** START OF The input **

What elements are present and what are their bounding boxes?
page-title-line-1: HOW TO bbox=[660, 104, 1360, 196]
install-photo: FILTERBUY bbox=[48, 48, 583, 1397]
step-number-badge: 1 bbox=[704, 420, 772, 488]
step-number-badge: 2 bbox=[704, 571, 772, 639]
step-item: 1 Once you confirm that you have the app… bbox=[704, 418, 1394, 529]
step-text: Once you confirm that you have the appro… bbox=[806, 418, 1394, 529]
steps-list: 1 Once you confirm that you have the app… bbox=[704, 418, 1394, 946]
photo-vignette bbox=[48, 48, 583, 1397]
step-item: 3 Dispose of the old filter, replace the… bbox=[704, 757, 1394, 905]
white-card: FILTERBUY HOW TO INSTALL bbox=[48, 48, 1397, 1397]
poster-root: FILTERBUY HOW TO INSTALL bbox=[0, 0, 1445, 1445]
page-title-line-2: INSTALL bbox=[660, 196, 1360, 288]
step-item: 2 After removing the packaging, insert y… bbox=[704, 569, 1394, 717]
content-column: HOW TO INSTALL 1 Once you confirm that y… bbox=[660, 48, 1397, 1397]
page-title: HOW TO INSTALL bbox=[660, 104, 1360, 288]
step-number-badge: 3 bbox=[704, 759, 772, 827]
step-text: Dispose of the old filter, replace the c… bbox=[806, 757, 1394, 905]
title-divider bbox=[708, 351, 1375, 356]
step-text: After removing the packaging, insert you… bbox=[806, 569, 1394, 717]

** END OF The input **

(What is expected) Reproduce every line of the items above verbatim, keeping their original order.

(Expected answer)
What elements are present and what are their bounding boxes?
page-title-line-1: HOW TO bbox=[660, 104, 1360, 196]
install-photo: FILTERBUY bbox=[48, 48, 583, 1397]
step-number-badge: 1 bbox=[704, 420, 772, 488]
step-number-badge: 2 bbox=[704, 571, 772, 639]
step-item: 1 Once you confirm that you have the app… bbox=[704, 418, 1394, 529]
step-text: Once you confirm that you have the appro… bbox=[806, 418, 1394, 529]
steps-list: 1 Once you confirm that you have the app… bbox=[704, 418, 1394, 946]
photo-vignette bbox=[48, 48, 583, 1397]
step-item: 3 Dispose of the old filter, replace the… bbox=[704, 757, 1394, 905]
white-card: FILTERBUY HOW TO INSTALL bbox=[48, 48, 1397, 1397]
poster-root: FILTERBUY HOW TO INSTALL bbox=[0, 0, 1445, 1445]
page-title-line-2: INSTALL bbox=[660, 196, 1360, 288]
step-item: 2 After removing the packaging, insert y… bbox=[704, 569, 1394, 717]
content-column: HOW TO INSTALL 1 Once you confirm that y… bbox=[660, 48, 1397, 1397]
page-title: HOW TO INSTALL bbox=[660, 104, 1360, 288]
step-number-badge: 3 bbox=[704, 759, 772, 827]
step-text: Dispose of the old filter, replace the c… bbox=[806, 757, 1394, 905]
title-divider bbox=[708, 351, 1375, 356]
step-text: After removing the packaging, insert you… bbox=[806, 569, 1394, 717]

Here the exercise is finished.